#### [Stated goal]
Filter the entries that follow, copying every line in which the word "content" appears.

┌─ Dataset excerpts

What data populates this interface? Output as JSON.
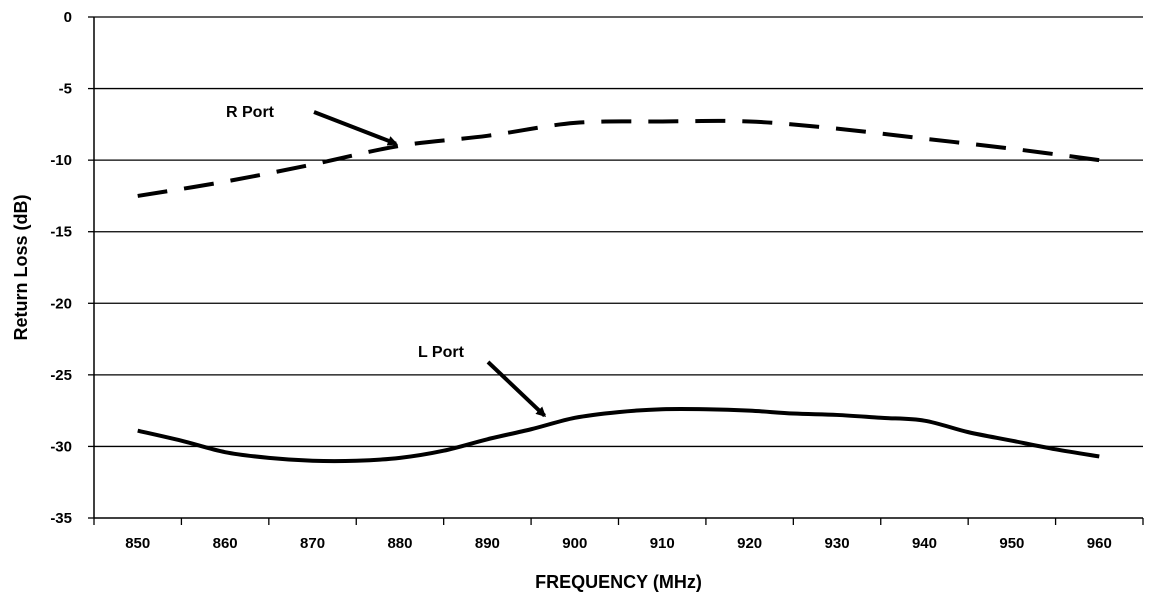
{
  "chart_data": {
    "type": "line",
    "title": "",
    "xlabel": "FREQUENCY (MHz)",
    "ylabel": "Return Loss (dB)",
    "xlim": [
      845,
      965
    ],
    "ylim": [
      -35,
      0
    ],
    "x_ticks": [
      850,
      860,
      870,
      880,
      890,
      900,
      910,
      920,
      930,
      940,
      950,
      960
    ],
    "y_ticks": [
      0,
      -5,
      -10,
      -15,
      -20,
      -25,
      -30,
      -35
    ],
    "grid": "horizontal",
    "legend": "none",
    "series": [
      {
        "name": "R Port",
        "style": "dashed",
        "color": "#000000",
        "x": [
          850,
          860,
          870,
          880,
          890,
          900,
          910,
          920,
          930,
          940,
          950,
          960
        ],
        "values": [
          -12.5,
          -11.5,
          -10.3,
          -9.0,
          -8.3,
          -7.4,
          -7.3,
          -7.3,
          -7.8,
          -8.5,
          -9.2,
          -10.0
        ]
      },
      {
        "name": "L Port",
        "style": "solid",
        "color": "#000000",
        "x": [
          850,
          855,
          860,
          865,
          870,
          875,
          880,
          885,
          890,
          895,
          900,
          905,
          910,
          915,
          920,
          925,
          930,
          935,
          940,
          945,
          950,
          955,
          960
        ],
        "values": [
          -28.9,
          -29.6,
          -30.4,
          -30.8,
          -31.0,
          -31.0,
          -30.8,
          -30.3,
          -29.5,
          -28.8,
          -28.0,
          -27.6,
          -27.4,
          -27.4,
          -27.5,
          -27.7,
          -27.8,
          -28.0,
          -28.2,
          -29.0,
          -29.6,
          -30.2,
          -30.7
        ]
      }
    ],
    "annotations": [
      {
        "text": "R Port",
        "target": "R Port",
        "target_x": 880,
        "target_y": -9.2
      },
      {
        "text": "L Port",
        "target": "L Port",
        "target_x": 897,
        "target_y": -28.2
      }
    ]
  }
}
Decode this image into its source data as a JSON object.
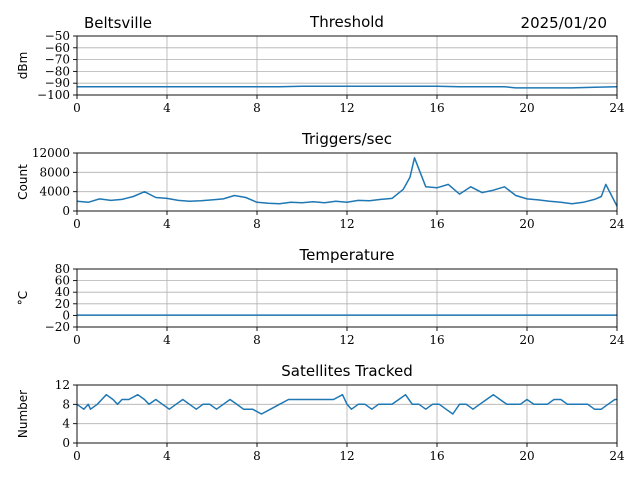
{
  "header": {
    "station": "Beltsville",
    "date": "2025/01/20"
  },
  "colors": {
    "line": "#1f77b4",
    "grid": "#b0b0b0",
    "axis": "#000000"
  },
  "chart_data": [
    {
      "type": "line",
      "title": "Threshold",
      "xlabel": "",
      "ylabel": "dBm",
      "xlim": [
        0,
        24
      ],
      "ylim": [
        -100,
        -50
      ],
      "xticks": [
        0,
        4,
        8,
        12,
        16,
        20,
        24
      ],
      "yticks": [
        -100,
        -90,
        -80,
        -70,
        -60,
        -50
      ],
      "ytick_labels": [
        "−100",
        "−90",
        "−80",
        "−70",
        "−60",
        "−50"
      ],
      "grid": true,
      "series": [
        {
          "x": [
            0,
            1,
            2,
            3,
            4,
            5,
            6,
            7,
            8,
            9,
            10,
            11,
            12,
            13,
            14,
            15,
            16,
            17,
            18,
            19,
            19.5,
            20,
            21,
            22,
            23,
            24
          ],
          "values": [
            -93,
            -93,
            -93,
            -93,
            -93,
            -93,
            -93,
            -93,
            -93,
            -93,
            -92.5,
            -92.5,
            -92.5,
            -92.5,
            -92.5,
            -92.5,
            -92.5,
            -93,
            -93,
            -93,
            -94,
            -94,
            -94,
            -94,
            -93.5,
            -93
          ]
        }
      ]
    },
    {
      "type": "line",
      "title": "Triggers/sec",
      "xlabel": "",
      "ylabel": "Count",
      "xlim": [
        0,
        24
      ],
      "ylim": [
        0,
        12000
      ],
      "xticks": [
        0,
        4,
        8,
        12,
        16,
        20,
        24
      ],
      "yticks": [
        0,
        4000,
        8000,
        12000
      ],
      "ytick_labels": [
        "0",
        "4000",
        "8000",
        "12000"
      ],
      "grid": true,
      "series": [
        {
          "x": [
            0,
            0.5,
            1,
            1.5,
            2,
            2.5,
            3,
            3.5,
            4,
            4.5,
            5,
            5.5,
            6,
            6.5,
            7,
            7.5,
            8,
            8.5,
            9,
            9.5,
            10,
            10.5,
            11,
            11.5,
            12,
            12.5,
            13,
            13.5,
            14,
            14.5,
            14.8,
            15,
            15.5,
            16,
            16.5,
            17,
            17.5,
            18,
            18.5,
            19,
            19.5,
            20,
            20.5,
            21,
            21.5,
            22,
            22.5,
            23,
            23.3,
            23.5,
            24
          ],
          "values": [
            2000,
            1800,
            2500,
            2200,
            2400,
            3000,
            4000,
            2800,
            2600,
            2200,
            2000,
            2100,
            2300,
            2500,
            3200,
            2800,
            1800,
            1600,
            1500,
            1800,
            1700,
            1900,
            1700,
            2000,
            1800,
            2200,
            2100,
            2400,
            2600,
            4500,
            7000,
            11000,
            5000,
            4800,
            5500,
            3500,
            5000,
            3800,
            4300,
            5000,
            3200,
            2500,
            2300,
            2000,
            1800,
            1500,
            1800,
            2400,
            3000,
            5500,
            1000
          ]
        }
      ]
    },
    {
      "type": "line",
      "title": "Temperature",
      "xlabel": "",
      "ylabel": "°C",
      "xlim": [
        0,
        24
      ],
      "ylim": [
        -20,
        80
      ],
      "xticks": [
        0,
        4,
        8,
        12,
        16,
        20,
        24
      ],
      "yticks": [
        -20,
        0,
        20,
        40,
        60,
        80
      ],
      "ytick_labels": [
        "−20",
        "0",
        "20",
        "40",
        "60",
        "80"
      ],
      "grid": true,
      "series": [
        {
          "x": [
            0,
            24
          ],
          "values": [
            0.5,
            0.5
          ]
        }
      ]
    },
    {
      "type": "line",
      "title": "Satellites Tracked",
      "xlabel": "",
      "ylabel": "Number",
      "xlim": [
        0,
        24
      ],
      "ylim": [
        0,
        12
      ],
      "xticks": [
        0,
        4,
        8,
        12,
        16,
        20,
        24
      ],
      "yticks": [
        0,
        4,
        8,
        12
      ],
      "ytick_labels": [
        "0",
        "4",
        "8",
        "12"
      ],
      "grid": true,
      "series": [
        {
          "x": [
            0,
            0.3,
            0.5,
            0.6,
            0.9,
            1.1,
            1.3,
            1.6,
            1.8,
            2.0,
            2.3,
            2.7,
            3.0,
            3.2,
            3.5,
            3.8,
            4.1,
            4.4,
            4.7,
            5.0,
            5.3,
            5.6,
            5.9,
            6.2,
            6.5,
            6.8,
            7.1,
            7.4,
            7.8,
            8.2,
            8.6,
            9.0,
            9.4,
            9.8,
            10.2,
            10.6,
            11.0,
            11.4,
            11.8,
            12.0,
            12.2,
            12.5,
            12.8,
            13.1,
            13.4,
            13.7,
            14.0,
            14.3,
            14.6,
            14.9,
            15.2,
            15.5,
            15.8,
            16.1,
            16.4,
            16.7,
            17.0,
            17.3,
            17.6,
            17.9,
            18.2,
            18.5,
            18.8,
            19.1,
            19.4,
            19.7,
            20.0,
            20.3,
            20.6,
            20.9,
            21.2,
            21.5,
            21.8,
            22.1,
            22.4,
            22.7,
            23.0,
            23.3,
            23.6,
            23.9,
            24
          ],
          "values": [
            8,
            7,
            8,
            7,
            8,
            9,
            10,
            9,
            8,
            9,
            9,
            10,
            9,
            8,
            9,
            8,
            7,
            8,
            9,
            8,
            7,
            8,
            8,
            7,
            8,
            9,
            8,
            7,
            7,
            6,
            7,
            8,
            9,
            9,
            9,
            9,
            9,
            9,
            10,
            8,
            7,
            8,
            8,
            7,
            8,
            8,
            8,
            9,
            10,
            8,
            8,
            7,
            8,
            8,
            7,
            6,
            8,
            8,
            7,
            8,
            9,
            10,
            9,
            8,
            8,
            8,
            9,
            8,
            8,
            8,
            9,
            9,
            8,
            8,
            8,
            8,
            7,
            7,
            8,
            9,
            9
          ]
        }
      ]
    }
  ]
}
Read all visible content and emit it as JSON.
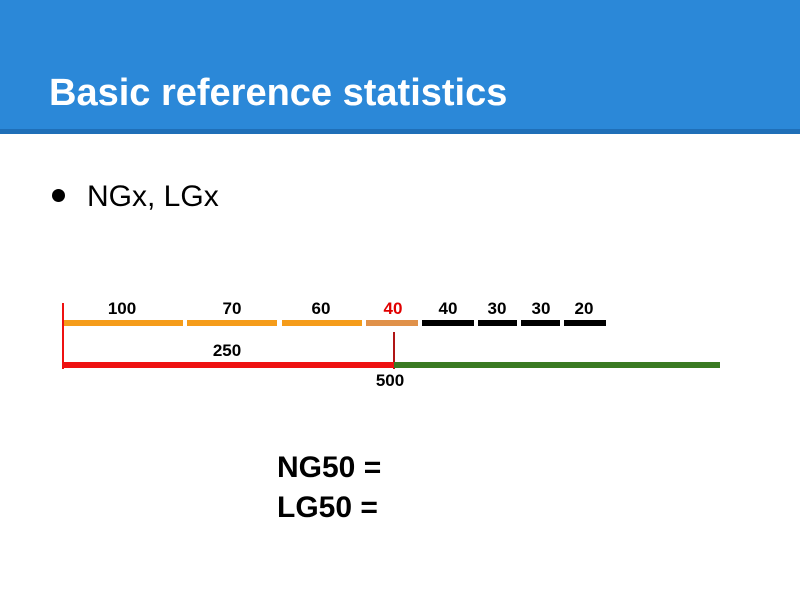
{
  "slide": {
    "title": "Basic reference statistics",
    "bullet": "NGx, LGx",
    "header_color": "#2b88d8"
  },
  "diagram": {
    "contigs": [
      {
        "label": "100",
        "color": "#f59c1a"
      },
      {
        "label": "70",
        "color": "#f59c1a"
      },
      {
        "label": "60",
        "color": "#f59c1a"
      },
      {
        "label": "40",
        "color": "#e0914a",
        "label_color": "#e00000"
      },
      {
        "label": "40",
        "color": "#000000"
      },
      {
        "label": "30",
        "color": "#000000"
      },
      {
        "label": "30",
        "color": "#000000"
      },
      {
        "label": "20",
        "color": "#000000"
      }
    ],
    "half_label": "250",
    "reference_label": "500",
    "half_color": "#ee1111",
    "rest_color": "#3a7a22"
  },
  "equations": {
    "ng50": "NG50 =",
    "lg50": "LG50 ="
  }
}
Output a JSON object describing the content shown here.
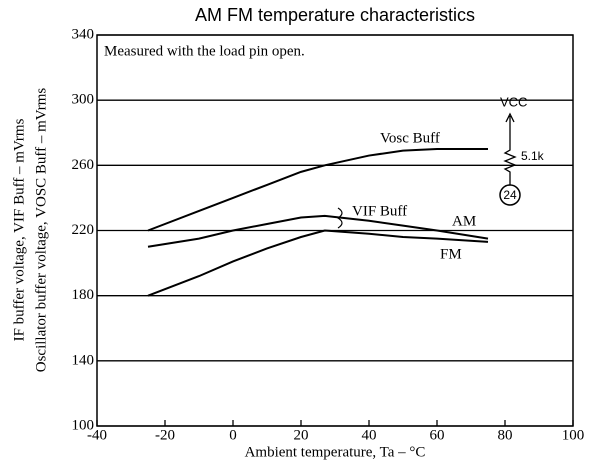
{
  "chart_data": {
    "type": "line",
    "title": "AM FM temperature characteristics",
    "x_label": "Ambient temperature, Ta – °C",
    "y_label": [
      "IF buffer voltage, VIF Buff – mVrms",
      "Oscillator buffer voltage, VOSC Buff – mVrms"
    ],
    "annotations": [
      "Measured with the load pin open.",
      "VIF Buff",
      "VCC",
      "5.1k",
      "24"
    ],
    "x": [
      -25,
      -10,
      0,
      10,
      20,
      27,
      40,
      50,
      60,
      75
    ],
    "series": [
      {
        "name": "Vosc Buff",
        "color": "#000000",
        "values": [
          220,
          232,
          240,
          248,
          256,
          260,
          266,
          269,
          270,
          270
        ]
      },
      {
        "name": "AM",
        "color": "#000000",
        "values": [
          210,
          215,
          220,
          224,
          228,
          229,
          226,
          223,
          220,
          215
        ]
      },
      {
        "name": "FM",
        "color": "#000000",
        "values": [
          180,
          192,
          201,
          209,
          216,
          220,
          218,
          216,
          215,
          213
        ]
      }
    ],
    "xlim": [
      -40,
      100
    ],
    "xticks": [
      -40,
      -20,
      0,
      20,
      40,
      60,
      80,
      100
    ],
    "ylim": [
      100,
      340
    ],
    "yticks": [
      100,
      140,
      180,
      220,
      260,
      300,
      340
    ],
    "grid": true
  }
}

└─

#### [Solution to this task]
Read all visible content and emit it as JSON.
Output a JSON object describing the content shown here.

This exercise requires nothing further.